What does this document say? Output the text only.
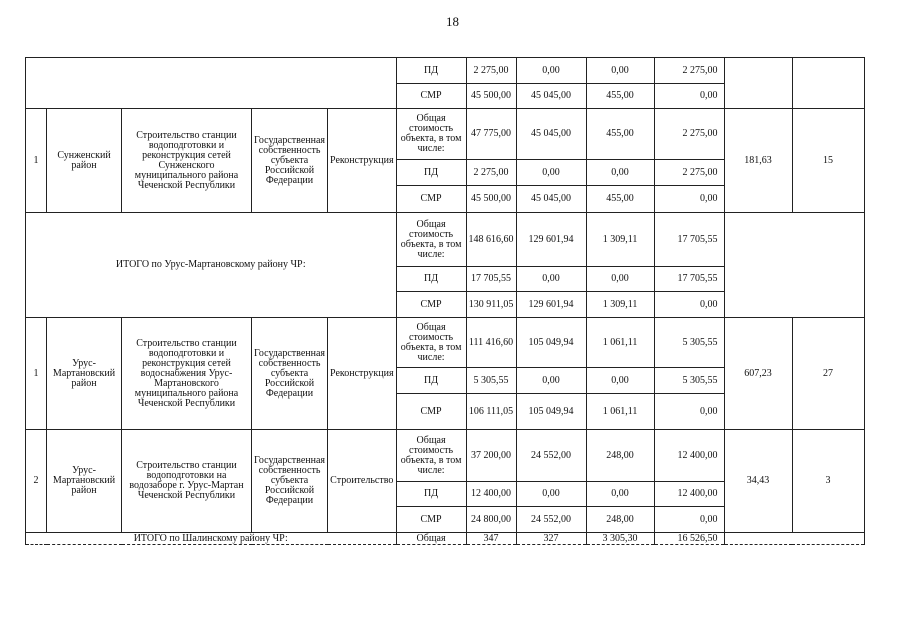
18
					ПД	2 275,00	0,00	0,00	2 275,00		
					СМР	45 500,00	45 045,00	455,00	0,00		
1	Сунженский район	Строительство станции водоподготовки и реконструкция сетей Сунженского муниципального района Чеченской Республики	Государственная собственность субъекта Российской Федерации	Реконструкция	Общая стоимость объекта, в том числе:	47 775,00	45 045,00	455,00	2 275,00	181,63	15
					ПД	2 275,00	0,00	0,00	2 275,00		
					СМР	45 500,00	45 045,00	455,00	0,00		
ИТОГО по Урус-Мартановскому району ЧР:					Общая стоимость объекта, в том числе:	148 616,60	129 601,94	1 309,11	17 705,55		
					ПД	17 705,55	0,00	0,00	17 705,55		
					СМР	130 911,05	129 601,94	1 309,11	0,00		
1	Урус-Мартановский район	Строительство станции водоподготовки и реконструкция сетей водоснабжения Урус-Мартановского муниципального района Чеченской Республики	Государственная собственность субъекта Российской Федерации	Реконструкция	Общая стоимость объекта, в том числе:	111 416,60	105 049,94	1 061,11	5 305,55	607,23	27
					ПД	5 305,55	0,00	0,00	5 305,55		
					СМР	106 111,05	105 049,94	1 061,11	0,00		
2	Урус-Мартановский район	Строительство станции водоподготовки на водозаборе г. Урус-Мартан Чеченской Республики	Государственная собственность субъекта Российской Федерации	Строительство	Общая стоимость объекта, в том числе:	37 200,00	24 552,00	248,00	12 400,00	34,43	3
					ПД	12 400,00	0,00	0,00	12 400,00		
					СМР	24 800,00	24 552,00	248,00	0,00		
ИТОГО по Шалинскому району ЧР:					Общая	347	327	3 305,30	16 526,50		
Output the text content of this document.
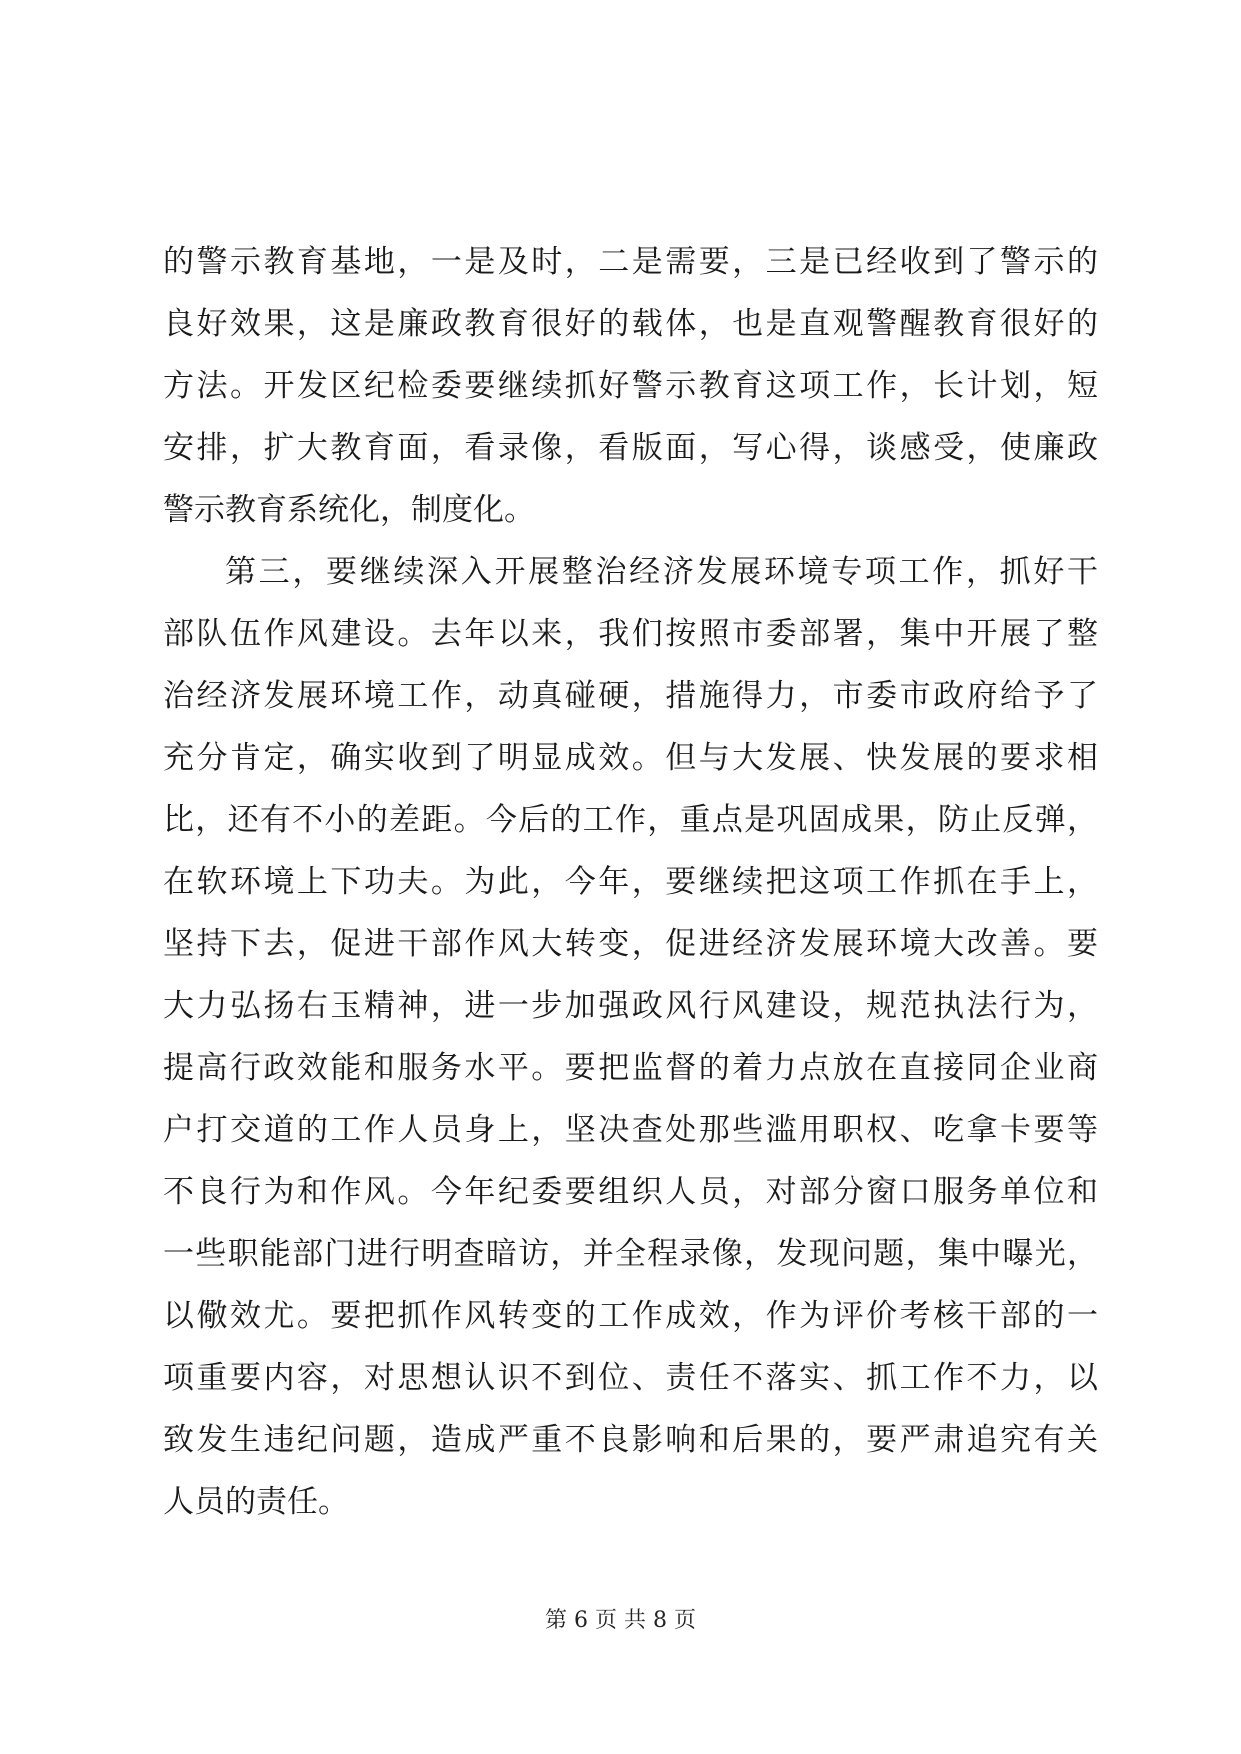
的警示教育基地，一是及时，二是需要，三是已经收到了警示的
良好效果，这是廉政教育很好的载体，也是直观警醒教育很好的
方法。开发区纪检委要继续抓好警示教育这项工作，长计划，短
安排，扩大教育面，看录像，看版面，写心得，谈感受，使廉政
警示教育系统化，制度化。
第三，要继续深入开展整治经济发展环境专项工作，抓好干
部队伍作风建设。去年以来，我们按照市委部署，集中开展了整
治经济发展环境工作，动真碰硬，措施得力，市委市政府给予了
充分肯定，确实收到了明显成效。但与大发展、快发展的要求相
比，还有不小的差距。今后的工作，重点是巩固成果，防止反弹，
在软环境上下功夫。为此，今年，要继续把这项工作抓在手上，
坚持下去，促进干部作风大转变，促进经济发展环境大改善。要
大力弘扬右玉精神，进一步加强政风行风建设，规范执法行为，
提高行政效能和服务水平。要把监督的着力点放在直接同企业商
户打交道的工作人员身上，坚决查处那些滥用职权、吃拿卡要等
不良行为和作风。今年纪委要组织人员，对部分窗口服务单位和
一些职能部门进行明查暗访，并全程录像，发现问题，集中曝光，
以儆效尤。要把抓作风转变的工作成效，作为评价考核干部的一
项重要内容，对思想认识不到位、责任不落实、抓工作不力，以
致发生违纪问题，造成严重不良影响和后果的，要严肃追究有关
人员的责任。
第 6 页 共 8 页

Task to complete:
Copy and report every line where the word "району" is present.

Final result:
ИТОГО по Урус-Мартановскому району ЧР:					Общая стоимость объекта, в том числе:	148 616,60	129 601,94	1 309,11	17 705,55		
ИТОГО по Шалинскому району ЧР:					Общая	347	327	3 305,30	16 526,50		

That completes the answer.